▸ **DIRECTIVE**
Locate and copy each line in the data that contains the word "true".

───── DATA FOR THIS TASK

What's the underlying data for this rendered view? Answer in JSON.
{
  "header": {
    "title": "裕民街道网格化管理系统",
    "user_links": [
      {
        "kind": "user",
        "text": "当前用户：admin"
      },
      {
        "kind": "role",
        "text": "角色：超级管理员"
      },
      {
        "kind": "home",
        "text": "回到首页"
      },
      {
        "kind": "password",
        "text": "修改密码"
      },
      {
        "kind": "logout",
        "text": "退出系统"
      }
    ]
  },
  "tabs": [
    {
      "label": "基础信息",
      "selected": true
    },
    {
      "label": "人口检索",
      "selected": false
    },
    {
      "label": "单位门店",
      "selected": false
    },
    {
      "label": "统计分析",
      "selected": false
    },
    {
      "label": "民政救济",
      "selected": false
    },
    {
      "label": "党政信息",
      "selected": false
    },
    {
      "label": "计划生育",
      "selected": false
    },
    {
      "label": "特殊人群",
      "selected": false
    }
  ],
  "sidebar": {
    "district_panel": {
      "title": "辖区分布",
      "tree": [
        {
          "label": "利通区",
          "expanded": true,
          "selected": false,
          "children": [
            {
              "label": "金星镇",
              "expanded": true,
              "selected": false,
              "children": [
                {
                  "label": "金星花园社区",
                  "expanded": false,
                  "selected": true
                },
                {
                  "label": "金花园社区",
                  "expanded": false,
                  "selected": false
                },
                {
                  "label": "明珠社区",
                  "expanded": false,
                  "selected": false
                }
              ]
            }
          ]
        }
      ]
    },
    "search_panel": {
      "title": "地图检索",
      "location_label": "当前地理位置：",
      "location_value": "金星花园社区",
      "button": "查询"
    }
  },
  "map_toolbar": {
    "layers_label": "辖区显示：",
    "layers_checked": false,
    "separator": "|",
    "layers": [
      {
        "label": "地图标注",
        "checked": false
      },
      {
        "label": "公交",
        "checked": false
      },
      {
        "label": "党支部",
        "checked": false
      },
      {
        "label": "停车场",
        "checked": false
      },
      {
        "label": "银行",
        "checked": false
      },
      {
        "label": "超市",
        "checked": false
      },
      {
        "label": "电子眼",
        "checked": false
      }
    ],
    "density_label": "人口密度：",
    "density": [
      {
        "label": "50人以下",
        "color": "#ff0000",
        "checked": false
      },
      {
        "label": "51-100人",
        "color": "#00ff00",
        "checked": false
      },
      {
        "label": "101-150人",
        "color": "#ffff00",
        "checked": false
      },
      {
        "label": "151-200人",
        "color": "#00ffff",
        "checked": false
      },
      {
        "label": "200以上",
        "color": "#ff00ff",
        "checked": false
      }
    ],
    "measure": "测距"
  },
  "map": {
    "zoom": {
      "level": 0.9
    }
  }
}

──────────
───── DATA FOR THIS TASK

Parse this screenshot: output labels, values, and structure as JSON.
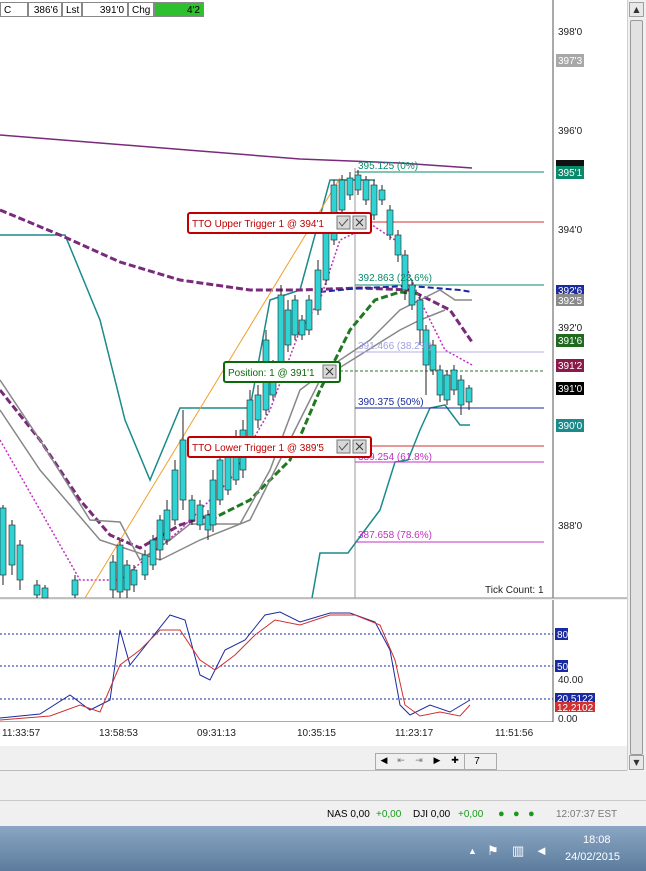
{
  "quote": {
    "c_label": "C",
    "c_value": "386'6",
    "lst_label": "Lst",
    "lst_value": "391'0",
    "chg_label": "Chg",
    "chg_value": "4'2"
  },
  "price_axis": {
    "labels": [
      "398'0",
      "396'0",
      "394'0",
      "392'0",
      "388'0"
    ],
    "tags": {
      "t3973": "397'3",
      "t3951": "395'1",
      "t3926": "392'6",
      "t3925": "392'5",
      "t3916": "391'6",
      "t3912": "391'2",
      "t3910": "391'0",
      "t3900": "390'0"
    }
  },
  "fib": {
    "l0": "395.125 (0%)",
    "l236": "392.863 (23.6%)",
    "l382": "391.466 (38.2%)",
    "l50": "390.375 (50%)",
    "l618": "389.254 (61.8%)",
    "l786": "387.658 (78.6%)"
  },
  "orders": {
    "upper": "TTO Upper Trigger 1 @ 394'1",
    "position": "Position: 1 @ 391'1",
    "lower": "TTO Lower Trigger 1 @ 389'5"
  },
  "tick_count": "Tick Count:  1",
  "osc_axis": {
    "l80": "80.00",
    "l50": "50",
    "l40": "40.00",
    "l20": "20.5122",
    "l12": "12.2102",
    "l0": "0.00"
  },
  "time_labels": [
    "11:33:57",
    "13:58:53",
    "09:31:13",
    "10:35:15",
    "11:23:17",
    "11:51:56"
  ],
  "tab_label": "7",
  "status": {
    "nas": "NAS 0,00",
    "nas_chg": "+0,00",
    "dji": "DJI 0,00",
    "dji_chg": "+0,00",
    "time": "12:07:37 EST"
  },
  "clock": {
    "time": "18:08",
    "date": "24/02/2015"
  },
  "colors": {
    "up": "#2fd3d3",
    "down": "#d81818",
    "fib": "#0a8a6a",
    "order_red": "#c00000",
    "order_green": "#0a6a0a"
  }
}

──────────

▸ **RESULT FOR THIS EXERCISE**
      "selected": true
          "expanded": true,
              "expanded": true,
                  "selected": true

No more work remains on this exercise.